Digital broadcast system controllable by multiple users and method for controlling the same

Abstract

A digital broadcast system controllable by multiple users is provided, which adds a CDMA function to a conventional set-top box or digital TV receiver. This allows the set-top box or digital TV receiver to process all signals received through the same frequency at the same time. This system can be applied to a variety of applications such as a game in which multiple users can participate using their terminals.

Description

This application claims the benefit of Korean Patent Application No. 10-2005-0069042, filed on Jul. 28, 2005, which is hereby incorporated by reference as if fully set forth herein.

BACKGROUND OF THE INVENTION

1. Field of the Invention

The present invention relates to a digital broadcast receiver such as a digital TV or a set-top box, and more particularly, to a digital broadcast system that allows multiple users to simultaneously control a digital broadcast receiver through their terminals.

2. Discussion of the Related Art

A conventional digital broadcast receiver allows a single user to control it using a single remote controller. The conventional broadcast receiver cannot implement a variety of applications such as a game function which a plurality of users can enjoy together.

SUMMARY OF THE INVENTION

Accordingly, the present invention is directed to a digital broadcast system controllable by multiple users and a method for controlling the same that substantially obviate one or more problems due to limitations and disadvantages of the related art.

An object of the present invention is to provide a digital broadcast system controllable by multiple users and a method for controlling the same, which allow a plurality of users to simultaneously control a digital broadcast receiver.

Another object of the present invention is to provide a digital broadcast system controllable by multiple users and a method for controlling the same, which apply a code division multiple access (CDMA) method to a digital broadcast receiver, thereby allowing the digital broadcast receiver to receive and process signals of the same frequency from a plurality of users at the same time.

Additional advantages, objects, and features of the invention will be set forth in part in the description which follows and in part will become apparent to those having ordinary skill in the art upon examination of the following or may be learned from practice of the invention. The objectives and other advantages of the invention may be realized and attained by the structure particularly pointed out in the written description and claims hereof as well as the appended drawings.

To achieve these objects and other advantages and in accordance with the purpose of the invention, as embodied and broadly described herein, a digital broadcast system controllable by multiple users comprises at least two terminals that transmit key signals modulated according to a code division method; and a broadcast receiver that simultaneously reconstructs signals received from the terminals according to a code division demodulation method and simultaneously performs applications corresponding to the reconstructed signals.

Preferably, each of the terminals outputs a signal produced by multiplying a user-entered key signal by a corresponding PN code, which is a spread code.

Preferably, the broadcast receiver comprises at least two signal analyzers that reconstruct signals received from the terminals by multiplying the received signals by corresponding PN codes and then performing band-pass filtering on the multiplied signals.

Preferably, the broadcast receiver further comprises a PN code controller that controls PN code generation of each of the signal analyzers; and an operation controller that simultaneously performs applications corresponding to the signals that have been received from the terminals and then been reconstructed by the signal analyzers.

Preferably, each of the signal analyzers comprises a PN code generator that generates a PN code of the corresponding terminal under control of the PN code controller; a multiplier that multiplies a received signal by the PN code generated by the PN code generator; and a band pass filter that performs band-pass filtering on an output of the multiplier.

- **Data entries**:
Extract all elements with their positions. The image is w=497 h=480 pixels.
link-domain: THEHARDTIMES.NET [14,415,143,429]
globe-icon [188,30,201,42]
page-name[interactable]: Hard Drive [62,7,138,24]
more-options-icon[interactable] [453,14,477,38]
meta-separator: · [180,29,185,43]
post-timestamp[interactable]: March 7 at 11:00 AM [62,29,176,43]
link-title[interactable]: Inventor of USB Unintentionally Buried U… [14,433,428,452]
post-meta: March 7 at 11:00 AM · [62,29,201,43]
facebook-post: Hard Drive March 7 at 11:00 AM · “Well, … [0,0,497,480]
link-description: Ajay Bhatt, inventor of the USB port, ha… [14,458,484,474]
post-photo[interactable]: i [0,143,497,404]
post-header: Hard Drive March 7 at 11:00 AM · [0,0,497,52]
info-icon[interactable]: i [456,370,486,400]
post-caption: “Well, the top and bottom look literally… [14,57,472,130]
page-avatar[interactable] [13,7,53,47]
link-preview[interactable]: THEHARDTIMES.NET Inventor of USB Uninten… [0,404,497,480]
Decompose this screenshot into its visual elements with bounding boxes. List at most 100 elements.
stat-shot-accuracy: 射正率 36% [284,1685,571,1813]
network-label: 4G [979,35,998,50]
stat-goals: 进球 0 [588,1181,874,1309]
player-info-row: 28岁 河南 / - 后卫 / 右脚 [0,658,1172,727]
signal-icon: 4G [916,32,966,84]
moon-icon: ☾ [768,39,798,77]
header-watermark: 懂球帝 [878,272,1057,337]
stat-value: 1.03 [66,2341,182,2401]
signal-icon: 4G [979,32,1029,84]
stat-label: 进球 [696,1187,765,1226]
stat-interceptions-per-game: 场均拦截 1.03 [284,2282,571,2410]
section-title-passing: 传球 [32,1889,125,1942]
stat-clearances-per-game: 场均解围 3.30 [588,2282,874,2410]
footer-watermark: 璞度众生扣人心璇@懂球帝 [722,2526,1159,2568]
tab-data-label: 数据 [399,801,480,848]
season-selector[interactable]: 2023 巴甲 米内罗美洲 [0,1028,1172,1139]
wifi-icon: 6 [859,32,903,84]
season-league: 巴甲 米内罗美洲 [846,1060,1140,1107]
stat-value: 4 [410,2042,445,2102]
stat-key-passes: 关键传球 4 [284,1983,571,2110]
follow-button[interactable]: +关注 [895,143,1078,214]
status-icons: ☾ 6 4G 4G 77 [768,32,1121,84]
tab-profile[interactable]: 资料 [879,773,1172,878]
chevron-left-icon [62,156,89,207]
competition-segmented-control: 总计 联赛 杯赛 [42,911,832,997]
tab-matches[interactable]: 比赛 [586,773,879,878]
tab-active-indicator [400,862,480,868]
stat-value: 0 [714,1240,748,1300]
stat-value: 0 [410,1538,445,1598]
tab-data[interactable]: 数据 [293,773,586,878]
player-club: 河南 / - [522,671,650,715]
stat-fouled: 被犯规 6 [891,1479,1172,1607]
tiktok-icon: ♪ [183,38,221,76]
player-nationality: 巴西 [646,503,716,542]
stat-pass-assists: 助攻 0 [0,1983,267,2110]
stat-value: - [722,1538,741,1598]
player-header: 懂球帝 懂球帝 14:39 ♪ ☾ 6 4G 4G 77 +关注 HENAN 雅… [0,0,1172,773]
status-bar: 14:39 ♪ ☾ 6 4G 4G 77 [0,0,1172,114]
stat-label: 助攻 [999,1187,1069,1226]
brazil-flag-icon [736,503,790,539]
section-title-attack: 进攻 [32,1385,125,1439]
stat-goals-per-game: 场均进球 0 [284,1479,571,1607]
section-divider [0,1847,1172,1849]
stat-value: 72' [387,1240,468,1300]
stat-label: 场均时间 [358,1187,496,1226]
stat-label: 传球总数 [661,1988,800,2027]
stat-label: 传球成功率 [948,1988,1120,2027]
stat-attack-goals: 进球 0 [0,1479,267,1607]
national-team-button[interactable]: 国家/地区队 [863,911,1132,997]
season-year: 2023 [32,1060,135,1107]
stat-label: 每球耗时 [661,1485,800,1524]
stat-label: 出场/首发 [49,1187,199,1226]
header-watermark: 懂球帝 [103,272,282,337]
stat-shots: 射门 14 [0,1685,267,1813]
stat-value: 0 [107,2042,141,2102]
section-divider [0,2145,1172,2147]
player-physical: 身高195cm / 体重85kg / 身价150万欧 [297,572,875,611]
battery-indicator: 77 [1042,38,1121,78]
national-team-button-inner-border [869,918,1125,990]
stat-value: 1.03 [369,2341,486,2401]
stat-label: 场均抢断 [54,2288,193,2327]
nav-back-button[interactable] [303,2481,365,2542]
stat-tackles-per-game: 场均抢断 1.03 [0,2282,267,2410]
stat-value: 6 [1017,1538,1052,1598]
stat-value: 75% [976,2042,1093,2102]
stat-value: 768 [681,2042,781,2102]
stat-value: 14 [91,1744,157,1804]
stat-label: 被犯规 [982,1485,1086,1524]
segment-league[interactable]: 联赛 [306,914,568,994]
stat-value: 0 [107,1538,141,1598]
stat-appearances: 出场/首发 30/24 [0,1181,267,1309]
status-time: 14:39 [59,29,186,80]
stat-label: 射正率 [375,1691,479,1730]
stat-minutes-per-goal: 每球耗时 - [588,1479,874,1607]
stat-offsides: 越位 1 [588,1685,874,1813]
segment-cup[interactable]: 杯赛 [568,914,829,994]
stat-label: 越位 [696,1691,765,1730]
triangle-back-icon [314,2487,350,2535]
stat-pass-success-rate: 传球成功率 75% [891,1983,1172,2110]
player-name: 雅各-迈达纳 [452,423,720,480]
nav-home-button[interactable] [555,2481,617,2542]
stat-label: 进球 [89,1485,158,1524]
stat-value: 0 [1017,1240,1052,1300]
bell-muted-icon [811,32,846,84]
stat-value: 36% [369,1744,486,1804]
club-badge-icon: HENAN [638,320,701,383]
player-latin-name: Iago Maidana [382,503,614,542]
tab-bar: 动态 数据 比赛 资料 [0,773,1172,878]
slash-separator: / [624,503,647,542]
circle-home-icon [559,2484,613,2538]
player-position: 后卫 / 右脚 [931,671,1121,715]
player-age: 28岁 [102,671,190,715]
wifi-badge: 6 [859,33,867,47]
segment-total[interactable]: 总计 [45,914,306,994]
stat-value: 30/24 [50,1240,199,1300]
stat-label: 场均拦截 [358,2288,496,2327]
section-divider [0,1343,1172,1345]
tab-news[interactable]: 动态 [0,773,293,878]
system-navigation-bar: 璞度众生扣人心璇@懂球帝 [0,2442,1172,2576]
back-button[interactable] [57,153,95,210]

- **Challenges**:
**a.** Please extract the passage of the broadcast patent text between "A digital broadcast system controllable by multiple users is" and "set forth herein.", inclusive.
**b.** Write the next part of the broadcast patent text, picking up after its last sentence.
The lines are separate material, apart from the broadcast patent text.

- **Answers**:
**a.**
A digital broadcast system controllable by multiple users is provided, which adds a CDMA function to a conventional set-top box or digital TV receiver. This allows the set-top box or digital TV receiver to process all signals received through the same frequency at the same time. This system can be applied to a variety of applications such as a game in which multiple users can participate using their terminals.

Description

This application claims the benefit of Korean Patent Application No. 10-2005-0069042, filed on Jul. 28, 2005, which is hereby incorporated by reference as if fully set forth herein.

**b.**
In another aspect of the present invention, a method for controlling a digital broadcast system comprises receiving an entered event-generation key signal; generating a code division signal by multiplying the entered key signal by a spread code; and transmitting the generated code division signal.

In another aspect of the present invention, a method for controlling a digital broadcast system comprises receiving at least two code division signals and multiplying the received code division signals respectively by corresponding spread codes; demodulating the received signals by performing band-pass filtering on the multiplied signals; and simultaneously performing corresponding applications based on the demodulated signals.

It is to be understood that both the foregoing general description and the following detailed description of the present invention are exemplary and explanatory and are intended to provide further explanation of the invention as claimed.

BRIEF DESCRIPTION OF THE DRAWINGS

The accompanying drawings, which are included to provide a further understanding of the invention and are incorporated in and constitute a part of this application, illustrate embodiment(s) of the invention and together with the description serve to explain the principle of the invention. In the drawings:

FIG. 1 is a conceptual diagram of an embodiment of a digital broadcast system controllable by multiple users according to the present invention;

FIG. 2 is a conceptual diagram of terminals and a broadcast receiver in the digital broadcast system controllable by multiple users according to the present invention; and

FIG. 3 illustrates an embodiment of a detailed circuit of a multi-user controller in the broadcast receiver in the digital broadcast system controllable by multiple users according to the present invention.

DETAILED DESCRIPTION OF THE INVENTION

Reference will now be made in detail to the preferred embodiments of the present invention, examples of which are illustrated in the accompanying drawings. Wherever possible, the same reference numbers will be used throughout the drawings to refer to the same or like parts.

FIG. 1 is a schematic diagram of a digital broadcast system according to the present invention, which includes terminals 111 to 114, which transmit signals according to a code division method, and a broadcast receiver which receives signals transmitted from at least two of the terminals 111 to 114 and simultaneously performs applications requested by the at least two terminals.

Examples of the terminals 111 to 114 include remote controllers, mobile phones, or terminals specially designed for using a specific application. Any one of the terminals 111 to 114 can transmit signals modulated according to the code division method.

The broadcast receiver 120 includes a multi-user controller 130, which includes a receiver 131 and a CDMA processor 132. The receiver 131 receives signals transmitted from the terminals 114 to 114. The CDMA processor 132 receives the signals received by the receiver 131, analyzes corresponding commands of the terminals, and controls the operation of the broadcast receiver 120 according to the commands.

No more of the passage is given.